- _STORED DATA_
----

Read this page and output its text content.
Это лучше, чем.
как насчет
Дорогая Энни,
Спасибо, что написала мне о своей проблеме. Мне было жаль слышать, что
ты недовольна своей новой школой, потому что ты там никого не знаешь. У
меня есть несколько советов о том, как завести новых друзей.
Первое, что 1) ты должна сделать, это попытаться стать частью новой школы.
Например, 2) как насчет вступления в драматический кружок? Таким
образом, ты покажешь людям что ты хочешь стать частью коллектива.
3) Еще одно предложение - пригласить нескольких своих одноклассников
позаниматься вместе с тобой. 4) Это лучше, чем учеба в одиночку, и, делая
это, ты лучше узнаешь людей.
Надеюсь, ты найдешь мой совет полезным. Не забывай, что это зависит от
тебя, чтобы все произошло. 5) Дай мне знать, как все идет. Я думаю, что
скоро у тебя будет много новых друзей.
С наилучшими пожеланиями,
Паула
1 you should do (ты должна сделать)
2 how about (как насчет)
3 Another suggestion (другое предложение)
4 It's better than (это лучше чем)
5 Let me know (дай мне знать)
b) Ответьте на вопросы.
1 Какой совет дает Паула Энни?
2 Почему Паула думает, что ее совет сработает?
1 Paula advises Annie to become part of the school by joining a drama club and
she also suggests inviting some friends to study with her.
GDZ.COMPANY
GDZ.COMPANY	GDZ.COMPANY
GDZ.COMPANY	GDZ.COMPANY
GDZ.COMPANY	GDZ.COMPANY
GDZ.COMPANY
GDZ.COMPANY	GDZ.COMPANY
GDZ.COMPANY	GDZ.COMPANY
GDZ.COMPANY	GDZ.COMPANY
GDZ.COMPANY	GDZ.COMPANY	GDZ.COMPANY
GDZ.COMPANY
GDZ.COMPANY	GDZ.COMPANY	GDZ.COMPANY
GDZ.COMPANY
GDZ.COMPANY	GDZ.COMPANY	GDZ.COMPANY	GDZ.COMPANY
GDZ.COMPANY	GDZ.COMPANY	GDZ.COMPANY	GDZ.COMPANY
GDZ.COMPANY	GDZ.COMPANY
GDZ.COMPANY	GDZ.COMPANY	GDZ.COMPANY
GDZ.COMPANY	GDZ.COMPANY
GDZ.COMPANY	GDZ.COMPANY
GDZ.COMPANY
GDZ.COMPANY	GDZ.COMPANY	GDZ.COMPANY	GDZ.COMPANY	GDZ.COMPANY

----

- _WRITTEN REQUEST_
Within the listing, how many lines hold the word "новой"? Only the number is to be given.

- _CORRECT OUTPUT_
2